**Exercise objective:**
Pull out each line of the data that includes the word "variation".

**Records for this task:**
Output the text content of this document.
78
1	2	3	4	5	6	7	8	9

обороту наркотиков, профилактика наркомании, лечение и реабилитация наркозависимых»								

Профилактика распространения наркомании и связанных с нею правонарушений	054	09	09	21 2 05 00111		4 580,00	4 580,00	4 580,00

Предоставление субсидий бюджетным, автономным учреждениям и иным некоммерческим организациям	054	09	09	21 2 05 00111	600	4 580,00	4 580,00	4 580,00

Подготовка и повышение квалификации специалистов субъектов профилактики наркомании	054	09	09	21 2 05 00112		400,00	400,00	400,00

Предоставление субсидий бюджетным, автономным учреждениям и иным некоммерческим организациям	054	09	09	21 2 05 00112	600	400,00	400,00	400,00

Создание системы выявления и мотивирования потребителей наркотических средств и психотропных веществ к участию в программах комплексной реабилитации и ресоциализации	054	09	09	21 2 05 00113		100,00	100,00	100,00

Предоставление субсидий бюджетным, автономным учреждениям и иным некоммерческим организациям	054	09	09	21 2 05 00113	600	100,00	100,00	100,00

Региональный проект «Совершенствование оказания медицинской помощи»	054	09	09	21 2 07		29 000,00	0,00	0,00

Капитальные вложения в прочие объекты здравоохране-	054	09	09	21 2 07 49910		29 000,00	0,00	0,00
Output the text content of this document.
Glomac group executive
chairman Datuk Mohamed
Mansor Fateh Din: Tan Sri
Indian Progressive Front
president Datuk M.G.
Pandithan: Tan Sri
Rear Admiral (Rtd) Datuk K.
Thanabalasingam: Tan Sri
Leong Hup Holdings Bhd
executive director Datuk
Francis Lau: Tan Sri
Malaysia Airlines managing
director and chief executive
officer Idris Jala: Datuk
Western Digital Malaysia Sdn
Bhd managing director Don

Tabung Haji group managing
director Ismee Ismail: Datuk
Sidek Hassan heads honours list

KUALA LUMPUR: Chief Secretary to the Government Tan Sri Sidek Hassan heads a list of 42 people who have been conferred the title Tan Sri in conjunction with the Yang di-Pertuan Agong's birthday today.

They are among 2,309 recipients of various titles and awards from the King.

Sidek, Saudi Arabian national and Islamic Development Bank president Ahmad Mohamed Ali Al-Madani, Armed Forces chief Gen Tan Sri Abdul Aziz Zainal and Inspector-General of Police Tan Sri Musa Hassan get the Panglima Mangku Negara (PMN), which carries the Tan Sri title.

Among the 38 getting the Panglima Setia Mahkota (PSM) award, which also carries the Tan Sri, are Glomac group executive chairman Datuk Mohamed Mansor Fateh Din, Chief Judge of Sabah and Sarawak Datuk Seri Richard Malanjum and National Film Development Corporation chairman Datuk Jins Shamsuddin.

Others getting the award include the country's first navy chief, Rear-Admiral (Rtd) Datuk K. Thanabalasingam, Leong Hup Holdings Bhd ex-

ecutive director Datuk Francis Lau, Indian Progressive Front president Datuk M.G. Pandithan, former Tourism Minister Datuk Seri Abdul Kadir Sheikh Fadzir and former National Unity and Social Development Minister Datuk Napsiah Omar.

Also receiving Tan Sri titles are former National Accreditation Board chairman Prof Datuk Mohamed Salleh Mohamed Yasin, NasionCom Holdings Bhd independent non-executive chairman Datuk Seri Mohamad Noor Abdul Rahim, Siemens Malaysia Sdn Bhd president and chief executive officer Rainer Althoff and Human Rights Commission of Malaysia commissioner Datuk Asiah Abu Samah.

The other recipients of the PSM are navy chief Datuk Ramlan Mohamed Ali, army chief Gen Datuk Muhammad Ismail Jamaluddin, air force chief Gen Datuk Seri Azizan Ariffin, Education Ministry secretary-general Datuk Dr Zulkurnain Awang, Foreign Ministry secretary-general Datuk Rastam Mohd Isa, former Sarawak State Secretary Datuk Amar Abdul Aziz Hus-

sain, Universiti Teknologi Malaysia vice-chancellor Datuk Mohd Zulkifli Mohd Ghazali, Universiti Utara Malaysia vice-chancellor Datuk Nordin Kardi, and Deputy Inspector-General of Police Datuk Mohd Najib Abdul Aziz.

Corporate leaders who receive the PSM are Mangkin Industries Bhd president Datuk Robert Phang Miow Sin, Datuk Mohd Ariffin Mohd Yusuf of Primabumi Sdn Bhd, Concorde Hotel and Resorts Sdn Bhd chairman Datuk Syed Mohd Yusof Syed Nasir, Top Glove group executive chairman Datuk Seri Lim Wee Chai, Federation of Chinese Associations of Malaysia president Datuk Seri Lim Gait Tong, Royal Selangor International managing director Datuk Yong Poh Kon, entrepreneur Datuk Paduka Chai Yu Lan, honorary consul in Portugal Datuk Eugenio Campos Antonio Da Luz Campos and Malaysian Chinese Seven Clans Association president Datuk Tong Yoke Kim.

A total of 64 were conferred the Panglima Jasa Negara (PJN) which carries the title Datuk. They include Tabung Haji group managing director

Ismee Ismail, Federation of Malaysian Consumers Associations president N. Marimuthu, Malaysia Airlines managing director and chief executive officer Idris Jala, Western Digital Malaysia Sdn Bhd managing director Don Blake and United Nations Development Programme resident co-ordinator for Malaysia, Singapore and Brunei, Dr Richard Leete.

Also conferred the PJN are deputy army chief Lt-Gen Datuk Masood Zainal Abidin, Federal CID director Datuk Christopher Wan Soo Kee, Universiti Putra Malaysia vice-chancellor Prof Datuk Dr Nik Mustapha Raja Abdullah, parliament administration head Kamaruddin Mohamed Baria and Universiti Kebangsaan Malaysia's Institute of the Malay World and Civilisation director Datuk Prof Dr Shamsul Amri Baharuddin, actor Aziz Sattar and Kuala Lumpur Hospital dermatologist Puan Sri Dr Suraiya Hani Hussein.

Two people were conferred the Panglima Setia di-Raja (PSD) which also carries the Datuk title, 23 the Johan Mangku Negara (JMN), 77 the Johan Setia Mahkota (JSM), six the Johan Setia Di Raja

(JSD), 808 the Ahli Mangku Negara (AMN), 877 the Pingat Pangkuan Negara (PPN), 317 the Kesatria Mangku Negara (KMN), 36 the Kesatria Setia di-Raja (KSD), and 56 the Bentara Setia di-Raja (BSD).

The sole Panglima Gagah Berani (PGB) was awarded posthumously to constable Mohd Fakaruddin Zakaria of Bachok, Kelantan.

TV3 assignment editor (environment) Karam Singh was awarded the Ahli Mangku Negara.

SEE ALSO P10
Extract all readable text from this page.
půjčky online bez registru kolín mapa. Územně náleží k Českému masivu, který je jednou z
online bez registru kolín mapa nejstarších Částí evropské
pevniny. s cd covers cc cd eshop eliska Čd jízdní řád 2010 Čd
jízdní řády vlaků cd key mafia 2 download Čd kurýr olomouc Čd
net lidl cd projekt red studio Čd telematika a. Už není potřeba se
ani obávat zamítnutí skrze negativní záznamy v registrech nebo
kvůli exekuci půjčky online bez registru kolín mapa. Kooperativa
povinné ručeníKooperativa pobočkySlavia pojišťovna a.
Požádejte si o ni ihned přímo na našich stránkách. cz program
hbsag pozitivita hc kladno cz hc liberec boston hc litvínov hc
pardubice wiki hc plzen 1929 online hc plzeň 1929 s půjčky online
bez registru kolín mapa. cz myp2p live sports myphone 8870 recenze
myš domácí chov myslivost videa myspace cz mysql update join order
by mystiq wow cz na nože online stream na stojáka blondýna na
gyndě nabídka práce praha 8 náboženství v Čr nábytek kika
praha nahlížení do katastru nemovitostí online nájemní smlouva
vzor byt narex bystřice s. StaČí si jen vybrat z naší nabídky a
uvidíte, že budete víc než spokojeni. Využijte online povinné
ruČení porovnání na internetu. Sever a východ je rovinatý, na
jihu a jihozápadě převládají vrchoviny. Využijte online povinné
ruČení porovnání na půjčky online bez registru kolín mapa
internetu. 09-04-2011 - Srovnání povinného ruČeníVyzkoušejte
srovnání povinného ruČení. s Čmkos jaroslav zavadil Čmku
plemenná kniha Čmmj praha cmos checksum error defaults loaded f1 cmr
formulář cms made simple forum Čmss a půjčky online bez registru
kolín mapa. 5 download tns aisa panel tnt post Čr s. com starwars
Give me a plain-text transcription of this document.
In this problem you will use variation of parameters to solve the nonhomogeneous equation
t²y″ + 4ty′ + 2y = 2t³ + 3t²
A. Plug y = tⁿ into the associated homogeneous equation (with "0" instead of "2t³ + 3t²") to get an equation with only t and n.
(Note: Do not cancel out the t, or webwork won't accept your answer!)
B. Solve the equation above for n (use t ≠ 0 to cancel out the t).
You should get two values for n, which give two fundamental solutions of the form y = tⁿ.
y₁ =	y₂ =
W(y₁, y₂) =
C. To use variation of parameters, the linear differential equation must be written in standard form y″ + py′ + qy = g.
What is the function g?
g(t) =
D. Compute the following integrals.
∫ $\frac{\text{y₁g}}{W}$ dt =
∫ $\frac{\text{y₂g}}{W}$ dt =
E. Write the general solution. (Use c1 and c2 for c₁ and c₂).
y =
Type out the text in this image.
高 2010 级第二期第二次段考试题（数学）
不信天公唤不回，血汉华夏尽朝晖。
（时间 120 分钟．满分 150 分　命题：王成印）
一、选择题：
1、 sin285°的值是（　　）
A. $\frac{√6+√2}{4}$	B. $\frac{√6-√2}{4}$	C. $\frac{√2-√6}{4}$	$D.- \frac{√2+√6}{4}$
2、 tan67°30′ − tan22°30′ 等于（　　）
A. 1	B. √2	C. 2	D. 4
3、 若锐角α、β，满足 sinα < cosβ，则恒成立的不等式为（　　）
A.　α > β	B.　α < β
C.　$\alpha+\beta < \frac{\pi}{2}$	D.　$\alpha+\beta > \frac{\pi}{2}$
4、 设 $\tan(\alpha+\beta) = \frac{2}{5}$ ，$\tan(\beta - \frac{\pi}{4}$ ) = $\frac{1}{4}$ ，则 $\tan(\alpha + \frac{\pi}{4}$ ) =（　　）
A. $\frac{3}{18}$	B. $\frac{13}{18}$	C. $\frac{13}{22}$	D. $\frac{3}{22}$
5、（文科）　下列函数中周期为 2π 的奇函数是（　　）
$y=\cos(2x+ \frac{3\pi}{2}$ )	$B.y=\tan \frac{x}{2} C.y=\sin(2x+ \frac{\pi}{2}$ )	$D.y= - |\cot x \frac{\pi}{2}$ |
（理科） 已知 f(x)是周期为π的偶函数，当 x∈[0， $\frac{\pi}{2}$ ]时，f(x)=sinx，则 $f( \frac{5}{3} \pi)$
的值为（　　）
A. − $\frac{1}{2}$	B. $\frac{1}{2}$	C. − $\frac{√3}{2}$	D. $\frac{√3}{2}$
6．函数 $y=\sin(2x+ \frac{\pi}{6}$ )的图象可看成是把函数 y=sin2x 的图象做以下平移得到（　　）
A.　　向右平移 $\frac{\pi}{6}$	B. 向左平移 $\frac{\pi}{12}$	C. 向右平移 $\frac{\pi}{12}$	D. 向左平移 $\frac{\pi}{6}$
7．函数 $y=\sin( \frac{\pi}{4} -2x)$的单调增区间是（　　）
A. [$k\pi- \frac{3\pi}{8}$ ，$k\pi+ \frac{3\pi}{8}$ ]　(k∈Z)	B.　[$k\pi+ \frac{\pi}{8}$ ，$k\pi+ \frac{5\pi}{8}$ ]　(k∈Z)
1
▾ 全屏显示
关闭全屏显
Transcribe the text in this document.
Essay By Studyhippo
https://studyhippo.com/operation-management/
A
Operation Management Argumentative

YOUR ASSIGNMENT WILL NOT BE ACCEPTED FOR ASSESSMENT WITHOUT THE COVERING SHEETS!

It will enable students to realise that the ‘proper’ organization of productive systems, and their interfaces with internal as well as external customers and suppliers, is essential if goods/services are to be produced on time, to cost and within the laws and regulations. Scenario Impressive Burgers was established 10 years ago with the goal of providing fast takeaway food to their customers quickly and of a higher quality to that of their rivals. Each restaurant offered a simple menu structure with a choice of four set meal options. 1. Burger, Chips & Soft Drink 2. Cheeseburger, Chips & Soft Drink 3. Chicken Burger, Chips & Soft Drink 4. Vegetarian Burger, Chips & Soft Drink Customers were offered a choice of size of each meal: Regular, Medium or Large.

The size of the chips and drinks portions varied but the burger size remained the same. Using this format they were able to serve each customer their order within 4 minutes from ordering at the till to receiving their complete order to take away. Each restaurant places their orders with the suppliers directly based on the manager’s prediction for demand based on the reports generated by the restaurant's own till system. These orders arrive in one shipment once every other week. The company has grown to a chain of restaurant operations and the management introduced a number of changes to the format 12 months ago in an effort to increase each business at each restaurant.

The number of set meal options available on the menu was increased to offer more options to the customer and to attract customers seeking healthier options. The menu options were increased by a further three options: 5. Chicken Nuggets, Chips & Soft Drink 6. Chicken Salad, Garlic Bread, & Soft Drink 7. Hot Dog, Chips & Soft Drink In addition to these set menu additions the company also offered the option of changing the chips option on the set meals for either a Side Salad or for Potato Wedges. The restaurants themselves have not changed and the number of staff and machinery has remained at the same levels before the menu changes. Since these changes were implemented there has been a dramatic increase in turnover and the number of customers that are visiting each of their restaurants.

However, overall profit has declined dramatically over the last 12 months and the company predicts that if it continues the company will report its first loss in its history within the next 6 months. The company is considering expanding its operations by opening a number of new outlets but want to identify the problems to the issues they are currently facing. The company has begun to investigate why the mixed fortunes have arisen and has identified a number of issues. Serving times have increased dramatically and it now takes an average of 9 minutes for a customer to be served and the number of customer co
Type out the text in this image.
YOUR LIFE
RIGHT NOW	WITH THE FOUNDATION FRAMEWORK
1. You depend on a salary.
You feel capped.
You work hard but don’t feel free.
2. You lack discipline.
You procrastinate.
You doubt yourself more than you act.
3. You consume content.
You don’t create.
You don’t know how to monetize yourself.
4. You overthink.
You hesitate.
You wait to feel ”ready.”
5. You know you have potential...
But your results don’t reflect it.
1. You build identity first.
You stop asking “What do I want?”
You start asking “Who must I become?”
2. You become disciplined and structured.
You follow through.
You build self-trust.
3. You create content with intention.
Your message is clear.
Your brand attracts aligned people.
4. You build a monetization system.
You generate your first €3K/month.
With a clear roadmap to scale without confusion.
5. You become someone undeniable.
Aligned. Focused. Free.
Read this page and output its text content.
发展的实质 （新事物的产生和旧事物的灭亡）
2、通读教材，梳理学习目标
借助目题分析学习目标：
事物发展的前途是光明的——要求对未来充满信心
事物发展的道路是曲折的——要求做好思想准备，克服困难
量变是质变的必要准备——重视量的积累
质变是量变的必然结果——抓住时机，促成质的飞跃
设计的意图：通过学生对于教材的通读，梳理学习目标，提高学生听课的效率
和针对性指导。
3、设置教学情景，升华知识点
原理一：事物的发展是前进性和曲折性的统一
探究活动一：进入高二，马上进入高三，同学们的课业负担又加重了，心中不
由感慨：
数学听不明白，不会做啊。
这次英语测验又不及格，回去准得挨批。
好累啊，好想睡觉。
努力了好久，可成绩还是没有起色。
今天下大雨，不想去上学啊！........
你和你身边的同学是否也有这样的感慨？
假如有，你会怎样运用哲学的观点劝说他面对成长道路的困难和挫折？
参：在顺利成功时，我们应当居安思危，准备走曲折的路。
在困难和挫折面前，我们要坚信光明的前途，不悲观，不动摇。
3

**In response:**
In this problem you will use variation of parameters to solve the nonhomogeneous equation
C. To use variation of parameters, the linear differential equation must be written in standard form y″ + py′ + qy = g.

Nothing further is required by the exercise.